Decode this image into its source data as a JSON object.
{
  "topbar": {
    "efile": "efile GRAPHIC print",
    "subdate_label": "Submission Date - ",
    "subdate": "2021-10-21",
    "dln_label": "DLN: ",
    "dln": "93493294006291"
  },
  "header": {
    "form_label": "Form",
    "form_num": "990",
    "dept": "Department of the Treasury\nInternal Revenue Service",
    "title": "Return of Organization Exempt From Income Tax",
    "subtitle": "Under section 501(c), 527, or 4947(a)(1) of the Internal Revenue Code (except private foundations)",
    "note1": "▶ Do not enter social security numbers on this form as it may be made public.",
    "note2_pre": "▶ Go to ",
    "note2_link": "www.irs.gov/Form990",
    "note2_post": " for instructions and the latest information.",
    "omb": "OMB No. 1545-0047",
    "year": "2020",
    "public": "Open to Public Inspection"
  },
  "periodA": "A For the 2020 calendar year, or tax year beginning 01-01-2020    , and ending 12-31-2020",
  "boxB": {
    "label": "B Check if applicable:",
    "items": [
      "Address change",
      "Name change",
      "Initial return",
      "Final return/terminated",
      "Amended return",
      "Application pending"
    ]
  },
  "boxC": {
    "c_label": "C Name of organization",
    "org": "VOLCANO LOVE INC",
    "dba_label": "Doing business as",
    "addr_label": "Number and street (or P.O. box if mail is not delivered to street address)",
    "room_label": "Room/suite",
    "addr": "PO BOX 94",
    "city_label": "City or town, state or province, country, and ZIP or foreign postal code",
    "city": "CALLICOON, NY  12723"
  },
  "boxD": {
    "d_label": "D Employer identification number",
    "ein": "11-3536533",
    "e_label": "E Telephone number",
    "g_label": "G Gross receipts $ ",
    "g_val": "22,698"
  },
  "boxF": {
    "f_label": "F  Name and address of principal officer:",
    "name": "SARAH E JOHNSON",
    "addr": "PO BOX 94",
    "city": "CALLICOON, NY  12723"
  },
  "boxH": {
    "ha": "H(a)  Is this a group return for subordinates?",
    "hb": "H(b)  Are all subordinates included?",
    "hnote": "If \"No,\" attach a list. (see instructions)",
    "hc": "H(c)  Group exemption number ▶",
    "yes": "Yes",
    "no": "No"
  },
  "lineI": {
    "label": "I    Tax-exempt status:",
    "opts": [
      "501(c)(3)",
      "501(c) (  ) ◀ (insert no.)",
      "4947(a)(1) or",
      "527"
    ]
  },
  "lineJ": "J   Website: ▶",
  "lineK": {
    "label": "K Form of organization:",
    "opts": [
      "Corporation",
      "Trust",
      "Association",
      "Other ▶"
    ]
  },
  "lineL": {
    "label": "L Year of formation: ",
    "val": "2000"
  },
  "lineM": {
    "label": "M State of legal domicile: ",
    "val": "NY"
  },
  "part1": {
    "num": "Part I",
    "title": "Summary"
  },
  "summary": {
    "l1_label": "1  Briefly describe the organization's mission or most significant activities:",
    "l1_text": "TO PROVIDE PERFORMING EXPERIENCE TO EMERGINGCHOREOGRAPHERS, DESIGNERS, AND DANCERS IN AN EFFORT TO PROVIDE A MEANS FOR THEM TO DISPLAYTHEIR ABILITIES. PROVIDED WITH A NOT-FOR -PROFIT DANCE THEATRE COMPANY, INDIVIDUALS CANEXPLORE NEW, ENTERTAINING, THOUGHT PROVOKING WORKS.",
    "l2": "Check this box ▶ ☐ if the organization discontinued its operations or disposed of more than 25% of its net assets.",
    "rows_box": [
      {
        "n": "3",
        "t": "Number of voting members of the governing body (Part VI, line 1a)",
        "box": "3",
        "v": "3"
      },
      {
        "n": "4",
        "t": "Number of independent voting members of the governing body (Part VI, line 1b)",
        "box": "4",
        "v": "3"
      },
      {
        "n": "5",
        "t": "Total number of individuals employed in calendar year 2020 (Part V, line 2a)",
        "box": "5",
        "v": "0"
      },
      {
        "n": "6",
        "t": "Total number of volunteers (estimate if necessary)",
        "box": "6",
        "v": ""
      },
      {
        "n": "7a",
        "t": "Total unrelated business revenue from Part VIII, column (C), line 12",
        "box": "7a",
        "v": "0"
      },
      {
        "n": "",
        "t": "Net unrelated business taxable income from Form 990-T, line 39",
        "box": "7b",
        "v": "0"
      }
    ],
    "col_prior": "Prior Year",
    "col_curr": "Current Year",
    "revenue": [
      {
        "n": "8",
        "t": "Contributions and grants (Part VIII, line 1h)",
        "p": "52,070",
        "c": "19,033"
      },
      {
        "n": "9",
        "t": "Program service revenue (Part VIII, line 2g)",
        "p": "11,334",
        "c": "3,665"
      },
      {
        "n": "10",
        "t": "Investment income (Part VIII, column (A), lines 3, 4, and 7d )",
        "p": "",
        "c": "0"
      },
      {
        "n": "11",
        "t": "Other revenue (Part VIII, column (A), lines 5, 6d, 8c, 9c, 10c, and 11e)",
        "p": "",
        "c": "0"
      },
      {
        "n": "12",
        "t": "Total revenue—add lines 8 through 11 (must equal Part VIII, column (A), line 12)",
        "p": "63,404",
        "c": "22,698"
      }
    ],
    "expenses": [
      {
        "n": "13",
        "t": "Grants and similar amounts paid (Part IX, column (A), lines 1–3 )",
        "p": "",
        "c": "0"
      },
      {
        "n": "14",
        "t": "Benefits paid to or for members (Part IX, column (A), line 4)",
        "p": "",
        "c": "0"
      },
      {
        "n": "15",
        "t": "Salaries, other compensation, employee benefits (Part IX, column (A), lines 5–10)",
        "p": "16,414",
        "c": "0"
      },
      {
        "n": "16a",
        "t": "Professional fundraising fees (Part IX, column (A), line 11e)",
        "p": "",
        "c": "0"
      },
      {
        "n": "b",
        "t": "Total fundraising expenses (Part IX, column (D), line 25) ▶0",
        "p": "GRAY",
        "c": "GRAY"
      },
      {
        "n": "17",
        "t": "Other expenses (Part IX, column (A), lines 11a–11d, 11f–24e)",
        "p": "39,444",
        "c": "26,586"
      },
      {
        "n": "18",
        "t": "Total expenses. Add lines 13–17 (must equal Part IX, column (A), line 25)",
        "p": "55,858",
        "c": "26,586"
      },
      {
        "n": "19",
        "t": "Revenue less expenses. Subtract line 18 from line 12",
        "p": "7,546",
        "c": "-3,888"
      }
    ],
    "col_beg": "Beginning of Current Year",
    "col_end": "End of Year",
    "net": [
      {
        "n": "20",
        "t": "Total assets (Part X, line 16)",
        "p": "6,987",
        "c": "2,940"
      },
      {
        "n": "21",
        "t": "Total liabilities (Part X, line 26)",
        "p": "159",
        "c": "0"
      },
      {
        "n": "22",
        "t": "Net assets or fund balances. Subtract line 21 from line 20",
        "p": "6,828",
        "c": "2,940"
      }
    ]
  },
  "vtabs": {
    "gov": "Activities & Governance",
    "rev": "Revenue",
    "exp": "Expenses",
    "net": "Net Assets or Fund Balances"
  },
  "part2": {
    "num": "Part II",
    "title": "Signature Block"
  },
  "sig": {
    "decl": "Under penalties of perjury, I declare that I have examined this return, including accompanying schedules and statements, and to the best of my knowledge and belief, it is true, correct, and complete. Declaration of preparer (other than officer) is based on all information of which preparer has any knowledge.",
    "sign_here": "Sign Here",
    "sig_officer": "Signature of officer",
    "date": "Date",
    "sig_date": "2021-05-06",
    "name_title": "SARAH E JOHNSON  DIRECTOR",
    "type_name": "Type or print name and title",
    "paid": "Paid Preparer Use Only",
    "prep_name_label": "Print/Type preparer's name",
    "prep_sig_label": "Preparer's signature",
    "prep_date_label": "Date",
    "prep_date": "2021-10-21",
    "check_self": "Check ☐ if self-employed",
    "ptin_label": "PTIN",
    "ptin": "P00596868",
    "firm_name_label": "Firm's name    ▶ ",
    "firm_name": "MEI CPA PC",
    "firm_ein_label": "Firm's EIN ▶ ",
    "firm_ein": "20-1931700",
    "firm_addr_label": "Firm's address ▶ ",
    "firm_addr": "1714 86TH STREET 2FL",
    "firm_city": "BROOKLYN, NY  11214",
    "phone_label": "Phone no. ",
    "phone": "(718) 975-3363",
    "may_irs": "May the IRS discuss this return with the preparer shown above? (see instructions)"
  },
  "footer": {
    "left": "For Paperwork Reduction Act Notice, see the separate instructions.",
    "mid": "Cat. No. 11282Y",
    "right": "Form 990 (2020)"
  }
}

*SET EXERCISE*
Pick out and copy every line that contains the word "must".

*SOLUTION BELOW*
        "t": "Total revenue—add lines 8 through 11 (must equal Part VIII, column (A), line 12)",
        "t": "Total expenses. Add lines 13–17 (must equal Part IX, column (A), line 25)",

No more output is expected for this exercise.